---------- Data lines ----------

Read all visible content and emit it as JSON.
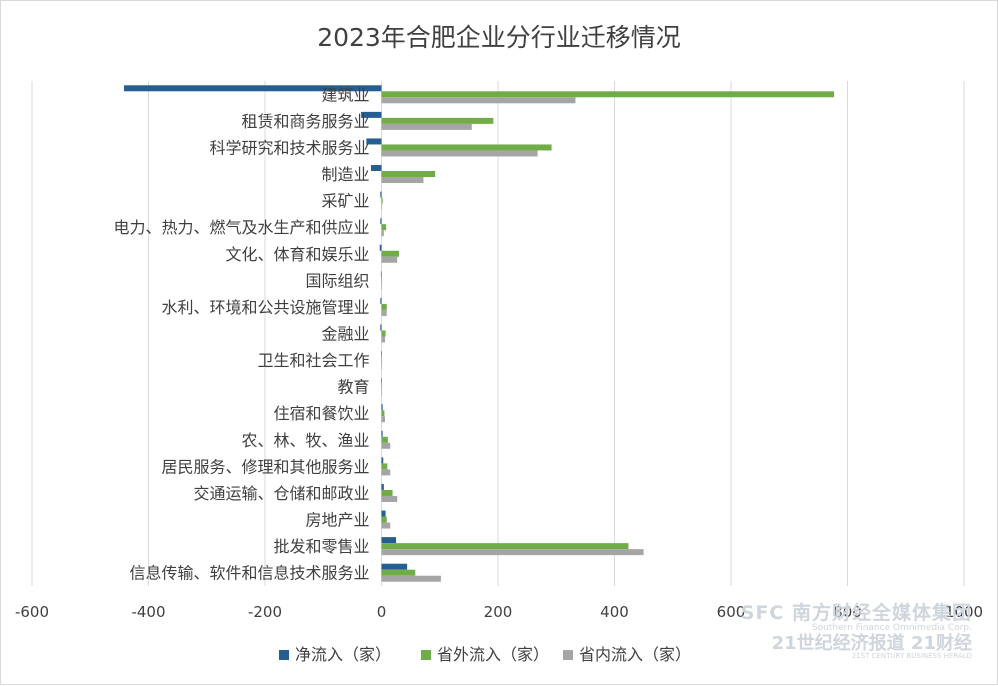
{
  "chart_data": {
    "type": "bar",
    "orientation": "horizontal",
    "title": "2023年合肥企业分行业迁移情况",
    "categories": [
      "建筑业",
      "租赁和商务服务业",
      "科学研究和技术服务业",
      "制造业",
      "采矿业",
      "电力、热力、燃气及水生产和供应业",
      "文化、体育和娱乐业",
      "国际组织",
      "水利、环境和公共设施管理业",
      "金融业",
      "卫生和社会工作",
      "教育",
      "住宿和餐饮业",
      "农、林、牧、渔业",
      "居民服务、修理和其他服务业",
      "交通运输、仓储和邮政业",
      "房地产业",
      "批发和零售业",
      "信息传输、软件和信息技术服务业"
    ],
    "series": [
      {
        "name": "净流入（家）",
        "color": "#255e91",
        "values": [
          -442,
          -35,
          -26,
          -18,
          -2,
          -2,
          -3,
          -1,
          -2,
          -2,
          0,
          0,
          2,
          2,
          3,
          4,
          7,
          25,
          44
        ]
      },
      {
        "name": "省外流入（家）",
        "color": "#70ad47",
        "values": [
          777,
          192,
          292,
          92,
          2,
          8,
          30,
          1,
          9,
          7,
          1,
          1,
          5,
          11,
          10,
          19,
          9,
          424,
          58
        ]
      },
      {
        "name": "省内流入（家）",
        "color": "#a5a5a5",
        "values": [
          333,
          155,
          268,
          72,
          1,
          4,
          27,
          1,
          9,
          6,
          1,
          1,
          6,
          15,
          15,
          27,
          15,
          450,
          102
        ]
      }
    ],
    "x_ticks": [
      "-600",
      "-400",
      "-200",
      "0",
      "200",
      "400",
      "600",
      "800",
      "1000"
    ],
    "xlim": [
      -600,
      1000
    ],
    "grid": true,
    "legend_position": "bottom"
  },
  "watermark": {
    "line1": "SFC 南方财经全媒体集团",
    "line2": "Southern Finance Omnimedia Corp.",
    "line3": "21世纪经济报道 21财经",
    "line4": "21ST CENTURY BUSINESS HERALD"
  }
}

----------

## Exercise details
Copy each line of the records that contains the word "color".

## Finished exercise
        "color": "#255e91",
        "color": "#70ad47",
        "color": "#a5a5a5",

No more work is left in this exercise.